**** Given entries
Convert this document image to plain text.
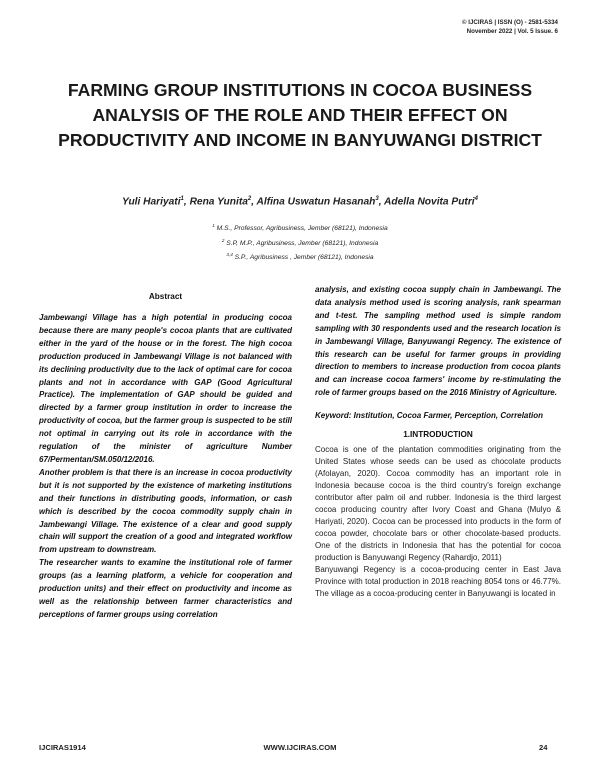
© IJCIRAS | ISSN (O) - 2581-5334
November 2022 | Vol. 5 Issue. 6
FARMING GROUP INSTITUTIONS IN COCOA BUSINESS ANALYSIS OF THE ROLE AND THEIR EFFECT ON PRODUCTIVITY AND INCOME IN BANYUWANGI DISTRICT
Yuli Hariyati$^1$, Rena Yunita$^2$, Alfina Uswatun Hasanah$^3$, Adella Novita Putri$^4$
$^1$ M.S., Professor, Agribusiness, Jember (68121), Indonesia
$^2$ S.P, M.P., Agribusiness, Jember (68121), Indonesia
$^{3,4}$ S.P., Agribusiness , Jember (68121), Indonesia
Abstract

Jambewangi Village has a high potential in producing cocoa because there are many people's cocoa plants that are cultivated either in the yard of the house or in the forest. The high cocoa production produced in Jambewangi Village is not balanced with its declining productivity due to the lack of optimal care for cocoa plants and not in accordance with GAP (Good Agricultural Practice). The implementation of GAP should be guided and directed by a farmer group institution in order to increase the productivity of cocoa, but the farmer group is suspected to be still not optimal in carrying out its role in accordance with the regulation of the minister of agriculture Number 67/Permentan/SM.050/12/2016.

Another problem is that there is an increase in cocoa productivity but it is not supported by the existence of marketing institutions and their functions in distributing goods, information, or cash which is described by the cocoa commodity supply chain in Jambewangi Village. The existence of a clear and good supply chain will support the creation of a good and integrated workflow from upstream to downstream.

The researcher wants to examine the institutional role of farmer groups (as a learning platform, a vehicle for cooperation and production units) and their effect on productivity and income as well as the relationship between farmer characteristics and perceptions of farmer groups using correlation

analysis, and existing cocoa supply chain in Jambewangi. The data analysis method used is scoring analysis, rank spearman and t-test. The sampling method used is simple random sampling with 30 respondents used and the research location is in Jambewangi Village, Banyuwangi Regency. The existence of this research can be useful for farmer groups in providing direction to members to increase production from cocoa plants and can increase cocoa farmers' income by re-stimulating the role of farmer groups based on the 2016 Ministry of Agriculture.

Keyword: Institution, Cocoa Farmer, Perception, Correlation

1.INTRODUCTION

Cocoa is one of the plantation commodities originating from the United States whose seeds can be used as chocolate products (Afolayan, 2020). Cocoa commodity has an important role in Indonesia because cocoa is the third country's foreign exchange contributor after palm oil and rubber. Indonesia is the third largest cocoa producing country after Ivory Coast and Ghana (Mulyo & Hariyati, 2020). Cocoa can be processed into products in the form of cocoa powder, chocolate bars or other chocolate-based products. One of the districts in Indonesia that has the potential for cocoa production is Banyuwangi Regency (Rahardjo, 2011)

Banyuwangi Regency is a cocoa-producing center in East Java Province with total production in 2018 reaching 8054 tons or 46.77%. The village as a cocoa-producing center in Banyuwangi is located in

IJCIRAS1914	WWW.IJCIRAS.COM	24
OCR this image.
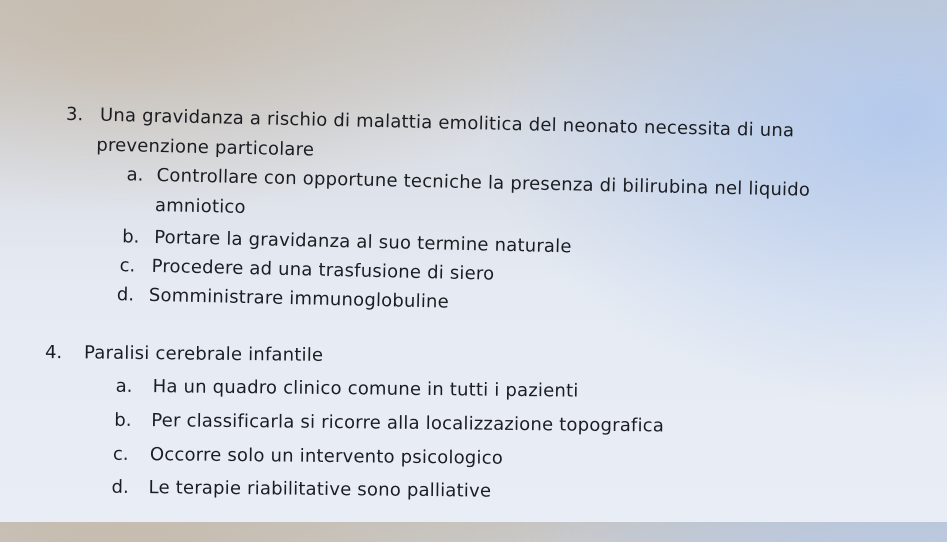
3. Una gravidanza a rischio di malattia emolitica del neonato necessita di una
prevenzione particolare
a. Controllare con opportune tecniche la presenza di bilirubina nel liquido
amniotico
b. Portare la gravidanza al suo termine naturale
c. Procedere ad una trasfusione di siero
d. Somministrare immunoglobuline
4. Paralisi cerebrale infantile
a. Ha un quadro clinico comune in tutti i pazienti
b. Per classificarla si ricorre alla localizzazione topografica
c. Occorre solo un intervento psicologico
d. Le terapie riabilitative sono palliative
********
**** Given entries
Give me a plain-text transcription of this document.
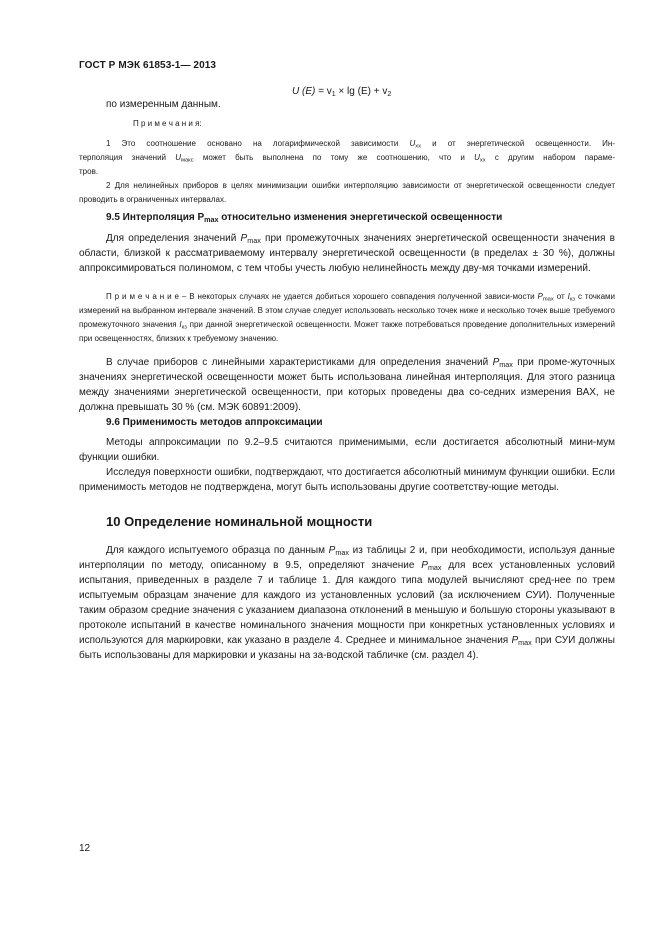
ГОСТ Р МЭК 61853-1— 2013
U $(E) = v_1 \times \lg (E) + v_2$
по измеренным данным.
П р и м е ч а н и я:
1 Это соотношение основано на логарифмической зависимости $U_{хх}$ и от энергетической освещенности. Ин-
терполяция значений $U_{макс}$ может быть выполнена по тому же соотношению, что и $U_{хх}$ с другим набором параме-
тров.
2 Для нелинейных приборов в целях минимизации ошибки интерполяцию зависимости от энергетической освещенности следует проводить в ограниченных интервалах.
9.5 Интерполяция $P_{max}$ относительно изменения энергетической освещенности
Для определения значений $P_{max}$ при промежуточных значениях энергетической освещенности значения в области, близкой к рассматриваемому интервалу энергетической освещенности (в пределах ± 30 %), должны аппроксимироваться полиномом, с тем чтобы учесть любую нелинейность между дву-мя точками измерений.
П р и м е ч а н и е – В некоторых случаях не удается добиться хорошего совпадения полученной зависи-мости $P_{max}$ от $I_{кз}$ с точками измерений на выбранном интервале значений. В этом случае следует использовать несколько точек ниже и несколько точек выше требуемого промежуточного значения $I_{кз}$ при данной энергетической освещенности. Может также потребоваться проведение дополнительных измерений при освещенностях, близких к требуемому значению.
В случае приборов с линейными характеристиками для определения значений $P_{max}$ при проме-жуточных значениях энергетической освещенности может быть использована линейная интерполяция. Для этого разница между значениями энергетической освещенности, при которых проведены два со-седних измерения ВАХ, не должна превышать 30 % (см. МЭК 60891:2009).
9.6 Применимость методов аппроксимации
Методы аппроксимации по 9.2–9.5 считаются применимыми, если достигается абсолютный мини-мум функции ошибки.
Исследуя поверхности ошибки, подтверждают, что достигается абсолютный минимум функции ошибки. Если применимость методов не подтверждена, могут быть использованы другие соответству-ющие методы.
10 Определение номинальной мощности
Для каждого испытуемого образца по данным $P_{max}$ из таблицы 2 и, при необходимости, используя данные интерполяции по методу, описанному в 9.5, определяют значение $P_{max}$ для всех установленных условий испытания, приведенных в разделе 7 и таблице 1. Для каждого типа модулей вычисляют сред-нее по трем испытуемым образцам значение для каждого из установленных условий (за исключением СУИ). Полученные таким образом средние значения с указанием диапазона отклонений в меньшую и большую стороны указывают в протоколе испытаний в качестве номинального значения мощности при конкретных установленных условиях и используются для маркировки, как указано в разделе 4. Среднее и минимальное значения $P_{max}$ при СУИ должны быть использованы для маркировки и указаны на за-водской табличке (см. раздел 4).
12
********
**Work to do:** Using the entries above, state how many lines include the word "должны", with no other words.

**Result of this task:** 2